— start of Record list —

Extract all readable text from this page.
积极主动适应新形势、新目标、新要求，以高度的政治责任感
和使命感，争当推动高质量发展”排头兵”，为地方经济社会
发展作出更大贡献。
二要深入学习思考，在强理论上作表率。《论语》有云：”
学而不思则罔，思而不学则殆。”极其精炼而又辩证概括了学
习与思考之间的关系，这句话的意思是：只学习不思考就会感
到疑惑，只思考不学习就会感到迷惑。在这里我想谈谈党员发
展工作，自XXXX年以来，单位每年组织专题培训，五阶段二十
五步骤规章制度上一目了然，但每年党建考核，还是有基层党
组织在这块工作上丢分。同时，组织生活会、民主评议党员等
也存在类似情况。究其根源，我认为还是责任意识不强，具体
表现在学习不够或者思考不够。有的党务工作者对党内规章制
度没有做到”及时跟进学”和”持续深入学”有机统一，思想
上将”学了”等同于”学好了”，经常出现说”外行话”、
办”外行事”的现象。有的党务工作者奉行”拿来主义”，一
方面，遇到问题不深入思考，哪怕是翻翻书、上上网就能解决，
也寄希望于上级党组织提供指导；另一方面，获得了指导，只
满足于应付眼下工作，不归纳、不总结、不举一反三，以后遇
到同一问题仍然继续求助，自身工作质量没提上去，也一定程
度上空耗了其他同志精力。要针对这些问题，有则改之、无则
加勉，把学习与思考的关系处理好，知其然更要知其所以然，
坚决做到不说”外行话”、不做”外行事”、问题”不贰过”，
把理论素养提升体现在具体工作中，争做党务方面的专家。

— end of Record list —

Work instructions —
Copy out every line of the data above, exactly as given.

Result for this task —
Extract all readable text from this page.
积极主动适应新形势、新目标、新要求，以高度的政治责任感
和使命感，争当推动高质量发展”排头兵”，为地方经济社会
发展作出更大贡献。
二要深入学习思考，在强理论上作表率。《论语》有云：”
学而不思则罔，思而不学则殆。”极其精炼而又辩证概括了学
习与思考之间的关系，这句话的意思是：只学习不思考就会感
到疑惑，只思考不学习就会感到迷惑。在这里我想谈谈党员发
展工作，自XXXX年以来，单位每年组织专题培训，五阶段二十
五步骤规章制度上一目了然，但每年党建考核，还是有基层党
组织在这块工作上丢分。同时，组织生活会、民主评议党员等
也存在类似情况。究其根源，我认为还是责任意识不强，具体
表现在学习不够或者思考不够。有的党务工作者对党内规章制
度没有做到”及时跟进学”和”持续深入学”有机统一，思想
上将”学了”等同于”学好了”，经常出现说”外行话”、
办”外行事”的现象。有的党务工作者奉行”拿来主义”，一
方面，遇到问题不深入思考，哪怕是翻翻书、上上网就能解决，
也寄希望于上级党组织提供指导；另一方面，获得了指导，只
满足于应付眼下工作，不归纳、不总结、不举一反三，以后遇
到同一问题仍然继续求助，自身工作质量没提上去，也一定程
度上空耗了其他同志精力。要针对这些问题，有则改之、无则
加勉，把学习与思考的关系处理好，知其然更要知其所以然，
坚决做到不说”外行话”、不做”外行事”、问题”不贰过”，
把理论素养提升体现在具体工作中，争做党务方面的专家。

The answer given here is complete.